_Source_:
The last line of text in the title section allows you to select a different cluster to monitor if you have configured your gmetad daemon to monitor the gmond daemons on more than one cluster. In this example, the group of clusters monitored can be seen when you click the Grid link. As you can see in the figure, the IBM Cluster is selected and will be used to display the information contained in the next two sections of the web page.

The Node Snapshot Section

The node snapshot section of the Ganglia Web page (Figure 18-2) contains one graph for each cluster node, representing the metric and time period you selected in the title section. The graphs are sorted in the order you select in the title section: descending, ascending, or by host name.

image from book
Figure 18-2: The Ganglia Web package node snapshot section

The node snapshot section allows you to examine the history of one performance metric on all of the cluster nodes. The graphs in Figure 18-2 show the load_one performance metric for the previous hour for each cluster node. Let's examine the load_one (one-minute load average) performance metric in more detail.

Load Average

Inside the kernel,^[6] the 1-, 5-, and 15-minute load average is recalculated automatically every five seconds based on the current system load. The current system load is the number of processes that are running on the system plus the number of processes that are waiting to run^[7] (in other words, processes in the "TASK_RUNNING" and "TASK_UNINTERRUPTIBLE" state). On a lightly loaded system (a system that is not processor bound), the current system load fluctuates between 1 and 0.

Note

You can also use the utilities uptime, w, and procinfo from the shell prompt to see the 1-, 5-, and 15-minute load averages.

The kernel uses three numbers to store the 1-, 5-, and 15-minute load averages in memory; it does not keep any historical information about the system load except these three numbers in memory. Thus, to make the three load averages represent an average of the system load for the three time intervals (1, 5, and 15 minutes), a sophisticated mathematical formula called an exponentially smoothed moving average function^[8] is used to apply a portion of the current system load toward increasing or decreasing the load averages, depending on whether the current system load is higher or lower than the load averages that were calculated 5 seconds ago. The longer the time interval represented by the load average value, the lower the impact the current system load has on the new load averages. Thus, a sudden increase or drop in the current load affects the 1-minute load average more than it affects the 5-and 15-minute load averages.

_Aim 1_: Set down the part of the Ganglia excerpt starting with "Inside the kernel,^[6]" and going on through "between 1 and 0.".
_Aim 2_: Can you restate the paragraph of the Ganglia excerpt that begins "Inside the kernel" as a short list of its main facts?

_Data records_:
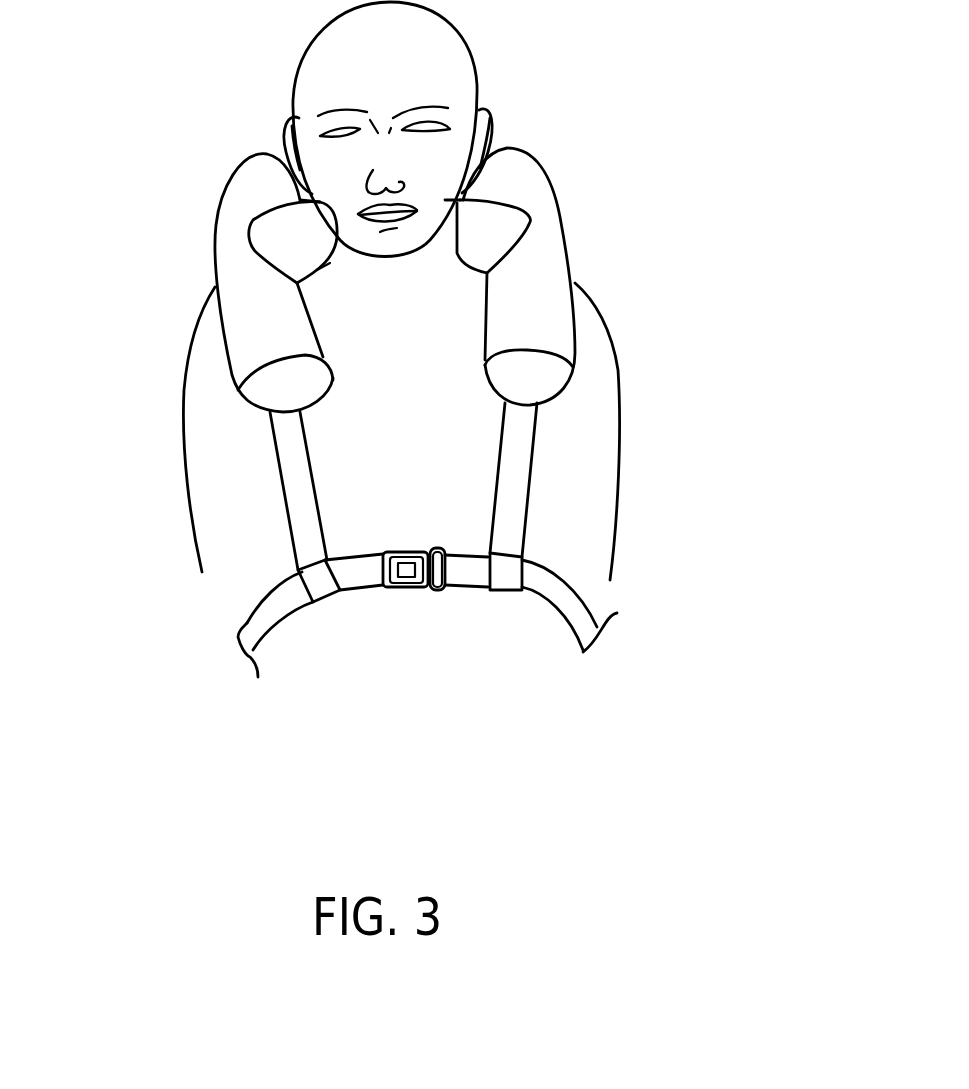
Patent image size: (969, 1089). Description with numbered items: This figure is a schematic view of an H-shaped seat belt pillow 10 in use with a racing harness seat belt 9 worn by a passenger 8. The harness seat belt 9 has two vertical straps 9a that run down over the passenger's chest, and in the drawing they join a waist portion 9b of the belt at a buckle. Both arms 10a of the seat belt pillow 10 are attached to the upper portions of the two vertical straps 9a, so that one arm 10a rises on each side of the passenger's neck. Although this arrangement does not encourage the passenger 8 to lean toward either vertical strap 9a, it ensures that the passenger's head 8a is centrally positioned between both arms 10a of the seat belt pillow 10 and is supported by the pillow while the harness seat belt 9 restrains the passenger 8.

The passenger 8 is at (423, 471).
The passenger's head 8a is at (477, 62).
The harness seat belt 9 is at (427, 619).
The vertical straps 9a is at (285, 437).
The waist belt 9b is at (567, 597).
The H-shaped seat belt pillow 10 is at (396, 262).
The arms 10a is at (240, 272).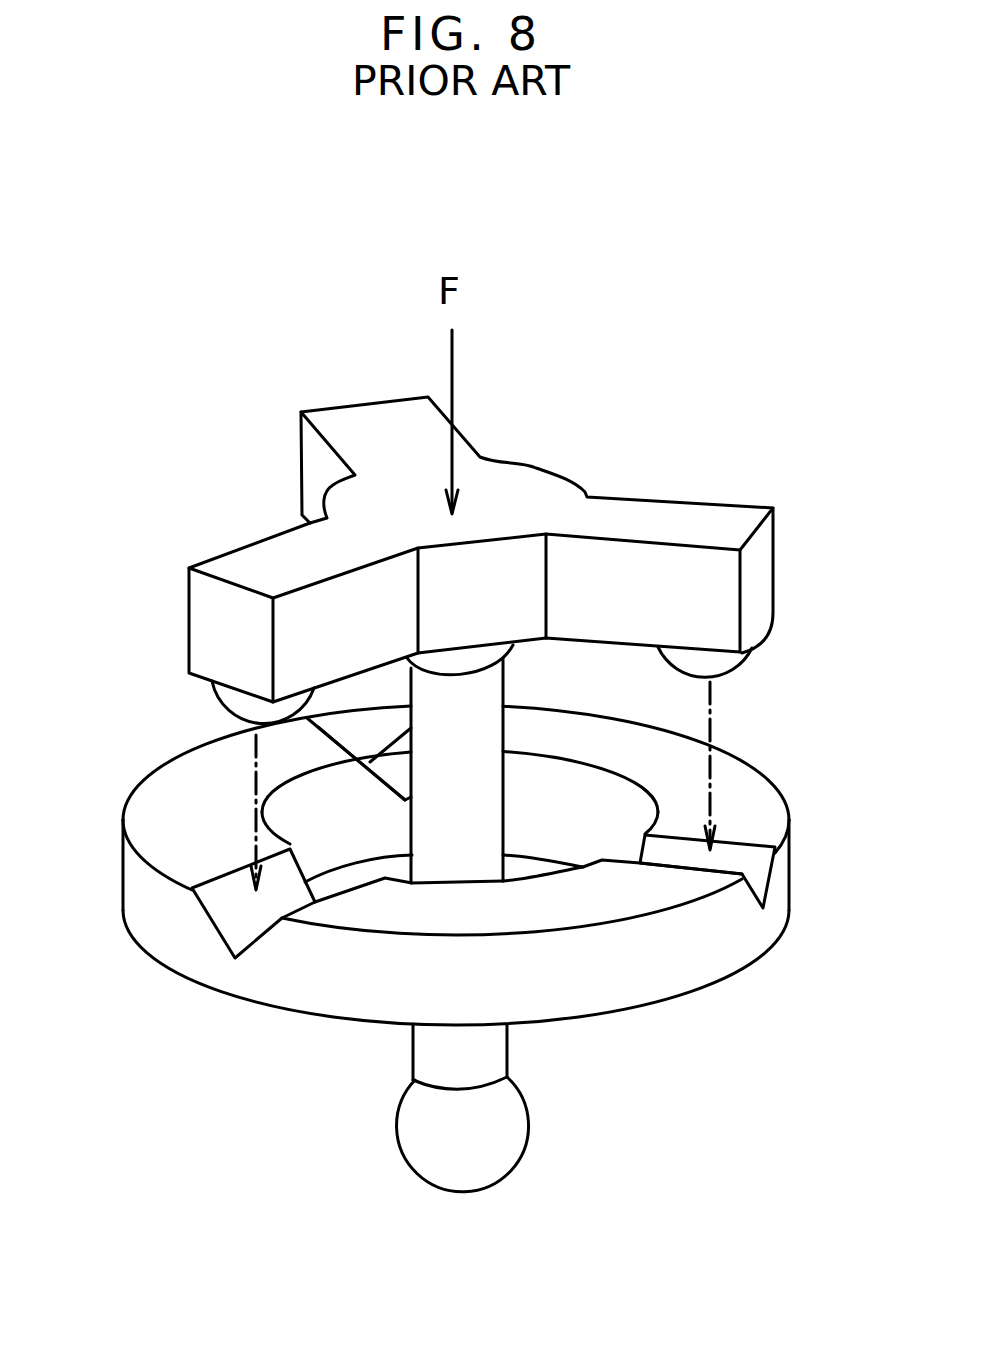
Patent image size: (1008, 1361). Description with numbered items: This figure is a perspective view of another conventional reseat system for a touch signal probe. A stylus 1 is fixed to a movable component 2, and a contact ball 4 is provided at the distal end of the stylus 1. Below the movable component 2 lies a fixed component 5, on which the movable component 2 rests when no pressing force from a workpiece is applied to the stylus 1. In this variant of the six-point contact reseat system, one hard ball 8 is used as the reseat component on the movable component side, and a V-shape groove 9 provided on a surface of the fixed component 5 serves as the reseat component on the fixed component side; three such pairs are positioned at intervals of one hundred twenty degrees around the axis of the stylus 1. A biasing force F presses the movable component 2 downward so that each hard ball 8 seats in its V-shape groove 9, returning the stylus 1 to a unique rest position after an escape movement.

_Exercise response 1_:
Inside the kernel,^[6] the 1-, 5-, and 15-minute load average is recalculated automatically every five seconds based on the current system load. The current system load is the number of processes that are running on the system plus the number of processes that are waiting to run^[7] (in other words, processes in the "TASK_RUNNING" and "TASK_UNINTERRUPTIBLE" state). On a lightly loaded system (a system that is not processor bound), the current system load fluctuates between 1 and 0.

_Exercise response 2_:
- The kernel recalculates the 1-, 5-, and 15-minute load averages automatically every five seconds, based on the current system load.
- The current system load is the number of processes running plus the number waiting to run, meaning processes in the "TASK_RUNNING" and "TASK_UNINTERRUPTIBLE" state.
- On a lightly loaded system, one that is not processor bound, the current system load fluctuates between 1 and 0.